◆ **Given data**
#####

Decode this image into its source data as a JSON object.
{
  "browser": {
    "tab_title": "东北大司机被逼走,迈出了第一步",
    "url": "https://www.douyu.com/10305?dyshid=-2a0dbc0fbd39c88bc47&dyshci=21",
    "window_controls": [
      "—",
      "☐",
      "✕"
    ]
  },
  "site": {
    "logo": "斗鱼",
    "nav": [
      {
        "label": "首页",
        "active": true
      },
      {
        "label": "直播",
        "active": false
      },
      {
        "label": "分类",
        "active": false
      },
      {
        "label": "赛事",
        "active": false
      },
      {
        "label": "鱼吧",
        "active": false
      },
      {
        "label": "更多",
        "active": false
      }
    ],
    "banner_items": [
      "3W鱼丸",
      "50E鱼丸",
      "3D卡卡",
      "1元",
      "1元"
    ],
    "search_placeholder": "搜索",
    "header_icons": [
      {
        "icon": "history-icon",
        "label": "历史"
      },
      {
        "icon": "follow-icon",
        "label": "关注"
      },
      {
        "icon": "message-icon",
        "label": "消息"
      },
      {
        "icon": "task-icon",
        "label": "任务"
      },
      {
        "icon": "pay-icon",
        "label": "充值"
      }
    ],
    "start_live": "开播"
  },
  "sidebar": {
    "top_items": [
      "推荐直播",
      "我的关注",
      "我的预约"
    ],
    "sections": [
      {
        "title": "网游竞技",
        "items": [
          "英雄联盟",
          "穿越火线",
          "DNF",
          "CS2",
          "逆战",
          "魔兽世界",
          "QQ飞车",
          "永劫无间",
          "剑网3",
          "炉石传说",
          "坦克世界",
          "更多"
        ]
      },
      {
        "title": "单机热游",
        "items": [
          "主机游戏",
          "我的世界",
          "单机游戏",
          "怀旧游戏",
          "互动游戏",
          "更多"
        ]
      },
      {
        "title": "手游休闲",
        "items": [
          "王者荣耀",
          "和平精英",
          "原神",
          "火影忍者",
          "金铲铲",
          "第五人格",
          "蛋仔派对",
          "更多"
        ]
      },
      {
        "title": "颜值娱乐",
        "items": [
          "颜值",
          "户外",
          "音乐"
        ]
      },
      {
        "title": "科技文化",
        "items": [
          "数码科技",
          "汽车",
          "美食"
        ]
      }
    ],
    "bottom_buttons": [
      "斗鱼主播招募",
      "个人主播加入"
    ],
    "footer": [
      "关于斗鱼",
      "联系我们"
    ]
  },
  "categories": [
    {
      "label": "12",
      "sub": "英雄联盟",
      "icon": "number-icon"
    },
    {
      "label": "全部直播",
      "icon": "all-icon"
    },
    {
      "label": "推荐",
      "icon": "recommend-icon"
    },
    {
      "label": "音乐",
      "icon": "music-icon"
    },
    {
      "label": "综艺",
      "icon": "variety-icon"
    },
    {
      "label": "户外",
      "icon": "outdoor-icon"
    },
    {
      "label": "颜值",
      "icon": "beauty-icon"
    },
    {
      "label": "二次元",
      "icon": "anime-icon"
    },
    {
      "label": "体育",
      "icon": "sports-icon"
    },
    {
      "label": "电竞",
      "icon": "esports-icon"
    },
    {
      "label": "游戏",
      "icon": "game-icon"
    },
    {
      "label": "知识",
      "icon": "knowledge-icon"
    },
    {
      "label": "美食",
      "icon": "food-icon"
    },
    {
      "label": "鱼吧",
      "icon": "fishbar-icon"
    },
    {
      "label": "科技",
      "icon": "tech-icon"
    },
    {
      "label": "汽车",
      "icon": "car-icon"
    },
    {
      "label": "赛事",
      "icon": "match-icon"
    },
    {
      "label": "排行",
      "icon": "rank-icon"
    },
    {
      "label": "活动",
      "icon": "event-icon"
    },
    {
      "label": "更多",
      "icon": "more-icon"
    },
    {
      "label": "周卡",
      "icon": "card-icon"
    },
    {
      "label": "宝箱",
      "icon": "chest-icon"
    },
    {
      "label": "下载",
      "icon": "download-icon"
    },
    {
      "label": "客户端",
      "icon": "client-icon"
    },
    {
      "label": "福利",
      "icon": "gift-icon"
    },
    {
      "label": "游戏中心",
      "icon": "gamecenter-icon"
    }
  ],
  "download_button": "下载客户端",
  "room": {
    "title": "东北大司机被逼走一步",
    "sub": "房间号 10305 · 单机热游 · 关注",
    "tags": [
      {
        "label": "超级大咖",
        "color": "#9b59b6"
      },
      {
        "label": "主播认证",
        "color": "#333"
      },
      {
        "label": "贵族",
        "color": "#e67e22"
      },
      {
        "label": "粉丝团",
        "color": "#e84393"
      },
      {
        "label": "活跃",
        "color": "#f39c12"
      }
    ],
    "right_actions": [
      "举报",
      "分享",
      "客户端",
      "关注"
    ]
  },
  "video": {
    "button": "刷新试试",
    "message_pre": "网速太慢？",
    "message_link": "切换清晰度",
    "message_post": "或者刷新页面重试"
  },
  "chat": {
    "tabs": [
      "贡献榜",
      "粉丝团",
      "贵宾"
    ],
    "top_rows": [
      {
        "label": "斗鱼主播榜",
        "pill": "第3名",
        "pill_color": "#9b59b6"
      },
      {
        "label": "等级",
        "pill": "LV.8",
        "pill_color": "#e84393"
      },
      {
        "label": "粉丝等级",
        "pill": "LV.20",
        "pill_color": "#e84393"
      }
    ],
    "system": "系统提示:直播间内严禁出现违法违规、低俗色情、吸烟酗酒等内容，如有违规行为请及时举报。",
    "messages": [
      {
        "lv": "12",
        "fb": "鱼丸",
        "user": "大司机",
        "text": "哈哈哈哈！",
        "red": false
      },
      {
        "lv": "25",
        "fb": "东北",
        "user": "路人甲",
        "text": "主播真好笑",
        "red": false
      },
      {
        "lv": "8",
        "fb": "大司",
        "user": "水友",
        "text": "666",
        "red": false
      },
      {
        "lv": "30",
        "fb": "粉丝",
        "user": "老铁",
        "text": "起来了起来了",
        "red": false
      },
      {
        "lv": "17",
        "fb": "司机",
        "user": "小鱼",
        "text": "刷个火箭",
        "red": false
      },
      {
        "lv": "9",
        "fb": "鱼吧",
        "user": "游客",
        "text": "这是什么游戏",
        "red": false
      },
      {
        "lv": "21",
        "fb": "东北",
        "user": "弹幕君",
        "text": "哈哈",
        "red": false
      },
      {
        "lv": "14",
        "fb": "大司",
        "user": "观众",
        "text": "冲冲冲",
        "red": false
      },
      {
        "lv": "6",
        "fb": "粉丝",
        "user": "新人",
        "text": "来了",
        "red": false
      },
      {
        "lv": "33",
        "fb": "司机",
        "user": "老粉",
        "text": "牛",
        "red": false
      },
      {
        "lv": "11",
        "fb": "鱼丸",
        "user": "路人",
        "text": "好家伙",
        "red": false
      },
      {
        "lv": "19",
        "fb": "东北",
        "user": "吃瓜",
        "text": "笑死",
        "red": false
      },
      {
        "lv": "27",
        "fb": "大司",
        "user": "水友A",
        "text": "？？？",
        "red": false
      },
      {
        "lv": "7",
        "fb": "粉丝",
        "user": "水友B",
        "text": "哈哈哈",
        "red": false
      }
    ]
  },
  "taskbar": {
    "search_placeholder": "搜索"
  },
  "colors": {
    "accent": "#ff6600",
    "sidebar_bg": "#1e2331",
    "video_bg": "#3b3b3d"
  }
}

#####

◆ **Task instructions**
Copy out the material above in its entirety. Every detail must match.

◆ **Output of the exercise**
Decode this image into its source data as a JSON object.
{
  "browser": {
    "tab_title": "东北大司机被逼走,迈出了第一步",
    "url": "https://www.douyu.com/10305?dyshid=-2a0dbc0fbd39c88bc47&dyshci=21",
    "window_controls": [
      "—",
      "☐",
      "✕"
    ]
  },
  "site": {
    "logo": "斗鱼",
    "nav": [
      {
        "label": "首页",
        "active": true
      },
      {
        "label": "直播",
        "active": false
      },
      {
        "label": "分类",
        "active": false
      },
      {
        "label": "赛事",
        "active": false
      },
      {
        "label": "鱼吧",
        "active": false
      },
      {
        "label": "更多",
        "active": false
      }
    ],
    "banner_items": [
      "3W鱼丸",
      "50E鱼丸",
      "3D卡卡",
      "1元",
      "1元"
    ],
    "search_placeholder": "搜索",
    "header_icons": [
      {
        "icon": "history-icon",
        "label": "历史"
      },
      {
        "icon": "follow-icon",
        "label": "关注"
      },
      {
        "icon": "message-icon",
        "label": "消息"
      },
      {
        "icon": "task-icon",
        "label": "任务"
      },
      {
        "icon": "pay-icon",
        "label": "充值"
      }
    ],
    "start_live": "开播"
  },
  "sidebar": {
    "top_items": [
      "推荐直播",
      "我的关注",
      "我的预约"
    ],
    "sections": [
      {
        "title": "网游竞技",
        "items": [
          "英雄联盟",
          "穿越火线",
          "DNF",
          "CS2",
          "逆战",
          "魔兽世界",
          "QQ飞车",
          "永劫无间",
          "剑网3",
          "炉石传说",
          "坦克世界",
          "更多"
        ]
      },
      {
        "title": "单机热游",
        "items": [
          "主机游戏",
          "我的世界",
          "单机游戏",
          "怀旧游戏",
          "互动游戏",
          "更多"
        ]
      },
      {
        "title": "手游休闲",
        "items": [
          "王者荣耀",
          "和平精英",
          "原神",
          "火影忍者",
          "金铲铲",
          "第五人格",
          "蛋仔派对",
          "更多"
        ]
      },
      {
        "title": "颜值娱乐",
        "items": [
          "颜值",
          "户外",
          "音乐"
        ]
      },
      {
        "title": "科技文化",
        "items": [
          "数码科技",
          "汽车",
          "美食"
        ]
      }
    ],
    "bottom_buttons": [
      "斗鱼主播招募",
      "个人主播加入"
    ],
    "footer": [
      "关于斗鱼",
      "联系我们"
    ]
  },
  "categories": [
    {
      "label": "12",
      "sub": "英雄联盟",
      "icon": "number-icon"
    },
    {
      "label": "全部直播",
      "icon": "all-icon"
    },
    {
      "label": "推荐",
      "icon": "recommend-icon"
    },
    {
      "label": "音乐",
      "icon": "music-icon"
    },
    {
      "label": "综艺",
      "icon": "variety-icon"
    },
    {
      "label": "户外",
      "icon": "outdoor-icon"
    },
    {
      "label": "颜值",
      "icon": "beauty-icon"
    },
    {
      "label": "二次元",
      "icon": "anime-icon"
    },
    {
      "label": "体育",
      "icon": "sports-icon"
    },
    {
      "label": "电竞",
      "icon": "esports-icon"
    },
    {
      "label": "游戏",
      "icon": "game-icon"
    },
    {
      "label": "知识",
      "icon": "knowledge-icon"
    },
    {
      "label": "美食",
      "icon": "food-icon"
    },
    {
      "label": "鱼吧",
      "icon": "fishbar-icon"
    },
    {
      "label": "科技",
      "icon": "tech-icon"
    },
    {
      "label": "汽车",
      "icon": "car-icon"
    },
    {
      "label": "赛事",
      "icon": "match-icon"
    },
    {
      "label": "排行",
      "icon": "rank-icon"
    },
    {
      "label": "活动",
      "icon": "event-icon"
    },
    {
      "label": "更多",
      "icon": "more-icon"
    },
    {
      "label": "周卡",
      "icon": "card-icon"
    },
    {
      "label": "宝箱",
      "icon": "chest-icon"
    },
    {
      "label": "下载",
      "icon": "download-icon"
    },
    {
      "label": "客户端",
      "icon": "client-icon"
    },
    {
      "label": "福利",
      "icon": "gift-icon"
    },
    {
      "label": "游戏中心",
      "icon": "gamecenter-icon"
    }
  ],
  "download_button": "下载客户端",
  "room": {
    "title": "东北大司机被逼走一步",
    "sub": "房间号 10305 · 单机热游 · 关注",
    "tags": [
      {
        "label": "超级大咖",
        "color": "#9b59b6"
      },
      {
        "label": "主播认证",
        "color": "#333"
      },
      {
        "label": "贵族",
        "color": "#e67e22"
      },
      {
        "label": "粉丝团",
        "color": "#e84393"
      },
      {
        "label": "活跃",
        "color": "#f39c12"
      }
    ],
    "right_actions": [
      "举报",
      "分享",
      "客户端",
      "关注"
    ]
  },
  "video": {
    "button": "刷新试试",
    "message_pre": "网速太慢？",
    "message_link": "切换清晰度",
    "message_post": "或者刷新页面重试"
  },
  "chat": {
    "tabs": [
      "贡献榜",
      "粉丝团",
      "贵宾"
    ],
    "top_rows": [
      {
        "label": "斗鱼主播榜",
        "pill": "第3名",
        "pill_color": "#9b59b6"
      },
      {
        "label": "等级",
        "pill": "LV.8",
        "pill_color": "#e84393"
      },
      {
        "label": "粉丝等级",
        "pill": "LV.20",
        "pill_color": "#e84393"
      }
    ],
    "system": "系统提示:直播间内严禁出现违法违规、低俗色情、吸烟酗酒等内容，如有违规行为请及时举报。",
    "messages": [
      {
        "lv": "12",
        "fb": "鱼丸",
        "user": "大司机",
        "text": "哈哈哈哈！",
        "red": false
      },
      {
        "lv": "25",
        "fb": "东北",
        "user": "路人甲",
        "text": "主播真好笑",
        "red": false
      },
      {
        "lv": "8",
        "fb": "大司",
        "user": "水友",
        "text": "666",
        "red": false
      },
      {
        "lv": "30",
        "fb": "粉丝",
        "user": "老铁",
        "text": "起来了起来了",
        "red": false
      },
      {
        "lv": "17",
        "fb": "司机",
        "user": "小鱼",
        "text": "刷个火箭",
        "red": false
      },
      {
        "lv": "9",
        "fb": "鱼吧",
        "user": "游客",
        "text": "这是什么游戏",
        "red": false
      },
      {
        "lv": "21",
        "fb": "东北",
        "user": "弹幕君",
        "text": "哈哈",
        "red": false
      },
      {
        "lv": "14",
        "fb": "大司",
        "user": "观众",
        "text": "冲冲冲",
        "red": false
      },
      {
        "lv": "6",
        "fb": "粉丝",
        "user": "新人",
        "text": "来了",
        "red": false
      },
      {
        "lv": "33",
        "fb": "司机",
        "user": "老粉",
        "text": "牛",
        "red": false
      },
      {
        "lv": "11",
        "fb": "鱼丸",
        "user": "路人",
        "text": "好家伙",
        "red": false
      },
      {
        "lv": "19",
        "fb": "东北",
        "user": "吃瓜",
        "text": "笑死",
        "red": false
      },
      {
        "lv": "27",
        "fb": "大司",
        "user": "水友A",
        "text": "？？？",
        "red": false
      },
      {
        "lv": "7",
        "fb": "粉丝",
        "user": "水友B",
        "text": "哈哈哈",
        "red": false
      }
    ]
  },
  "taskbar": {
    "search_placeholder": "搜索"
  },
  "colors": {
    "accent": "#ff6600",
    "sidebar_bg": "#1e2331",
    "video_bg": "#3b3b3d"
  }
}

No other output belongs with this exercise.